## [SHORT PROBLEM]
Transcribe all the records exactly and omit any images they hold.

## [EXCERPTED DATA]
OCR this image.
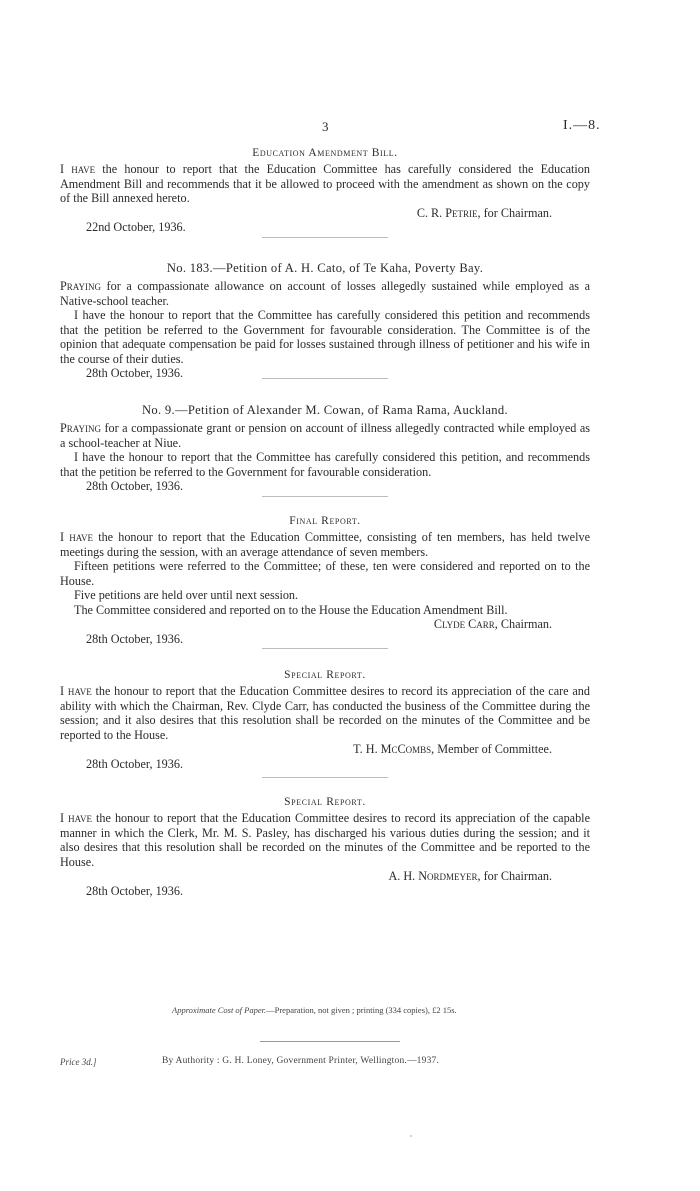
3	I.—8.
Education Amendment Bill.

I have the honour to report that the Education Committee has carefully considered the Education Amendment Bill and recommends that it be allowed to proceed with the amendment as shown on the copy of the Bill annexed hereto.

C. R. Petrie, for Chairman.
22nd October, 1936.
No. 183.—Petition of A. H. Cato, of Te Kaha, Poverty Bay.

Praying for a compassionate allowance on account of losses allegedly sustained while employed as a Native-school teacher.

I have the honour to report that the Committee has carefully considered this petition and recommends that the petition be referred to the Government for favourable consideration. The Committee is of the opinion that adequate compensation be paid for losses sustained through illness of petitioner and his wife in the course of their duties.

28th October, 1936.
No. 9.—Petition of Alexander M. Cowan, of Rama Rama, Auckland.

Praying for a compassionate grant or pension on account of illness allegedly contracted while employed as a school-teacher at Niue.

I have the honour to report that the Committee has carefully considered this petition, and recommends that the petition be referred to the Government for favourable consideration.

28th October, 1936.
Final Report.

I have the honour to report that the Education Committee, consisting of ten members, has held twelve meetings during the session, with an average attendance of seven members.

Fifteen petitions were referred to the Committee; of these, ten were considered and reported on to the House.

Five petitions are held over until next session.

The Committee considered and reported on to the House the Education Amendment Bill.

Clyde Carr, Chairman.
28th October, 1936.
Special Report.

I have the honour to report that the Education Committee desires to record its appreciation of the care and ability with which the Chairman, Rev. Clyde Carr, has conducted the business of the Committee during the session; and it also desires that this resolution shall be recorded on the minutes of the Committee and be reported to the House.

T. H. McCombs, Member of Committee.
28th October, 1936.
Special Report.

I have the honour to report that the Education Committee desires to record its appreciation of the capable manner in which the Clerk, Mr. M. S. Pasley, has discharged his various duties during the session; and it also desires that this resolution shall be recorded on the minutes of the Committee and be reported to the House.

A. H. Nordmeyer, for Chairman.
28th October, 1936.
Approximate Cost of Paper.—Preparation, not given ; printing (334 copies), £2 15s.
Price 3d.]	By Authority : G. H. Loney, Government Printer, Wellington.—1937.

## [SOLUTION TO THIS PROBLEM]
OCR this image.
3	I.—8.
Education Amendment Bill.

I have the honour to report that the Education Committee has carefully considered the Education Amendment Bill and recommends that it be allowed to proceed with the amendment as shown on the copy of the Bill annexed hereto.

C. R. Petrie, for Chairman.
22nd October, 1936.
No. 183.—Petition of A. H. Cato, of Te Kaha, Poverty Bay.

Praying for a compassionate allowance on account of losses allegedly sustained while employed as a Native-school teacher.

I have the honour to report that the Committee has carefully considered this petition and recommends that the petition be referred to the Government for favourable consideration. The Committee is of the opinion that adequate compensation be paid for losses sustained through illness of petitioner and his wife in the course of their duties.

28th October, 1936.
No. 9.—Petition of Alexander M. Cowan, of Rama Rama, Auckland.

Praying for a compassionate grant or pension on account of illness allegedly contracted while employed as a school-teacher at Niue.

I have the honour to report that the Committee has carefully considered this petition, and recommends that the petition be referred to the Government for favourable consideration.

28th October, 1936.
Final Report.

I have the honour to report that the Education Committee, consisting of ten members, has held twelve meetings during the session, with an average attendance of seven members.

Fifteen petitions were referred to the Committee; of these, ten were considered and reported on to the House.

Five petitions are held over until next session.

The Committee considered and reported on to the House the Education Amendment Bill.

Clyde Carr, Chairman.
28th October, 1936.
Special Report.

I have the honour to report that the Education Committee desires to record its appreciation of the care and ability with which the Chairman, Rev. Clyde Carr, has conducted the business of the Committee during the session; and it also desires that this resolution shall be recorded on the minutes of the Committee and be reported to the House.

T. H. McCombs, Member of Committee.
28th October, 1936.
Special Report.

I have the honour to report that the Education Committee desires to record its appreciation of the capable manner in which the Clerk, Mr. M. S. Pasley, has discharged his various duties during the session; and it also desires that this resolution shall be recorded on the minutes of the Committee and be reported to the House.

A. H. Nordmeyer, for Chairman.
28th October, 1936.
Approximate Cost of Paper.—Preparation, not given ; printing (334 copies), £2 15s.
Price 3d.]	By Authority : G. H. Loney, Government Printer, Wellington.—1937.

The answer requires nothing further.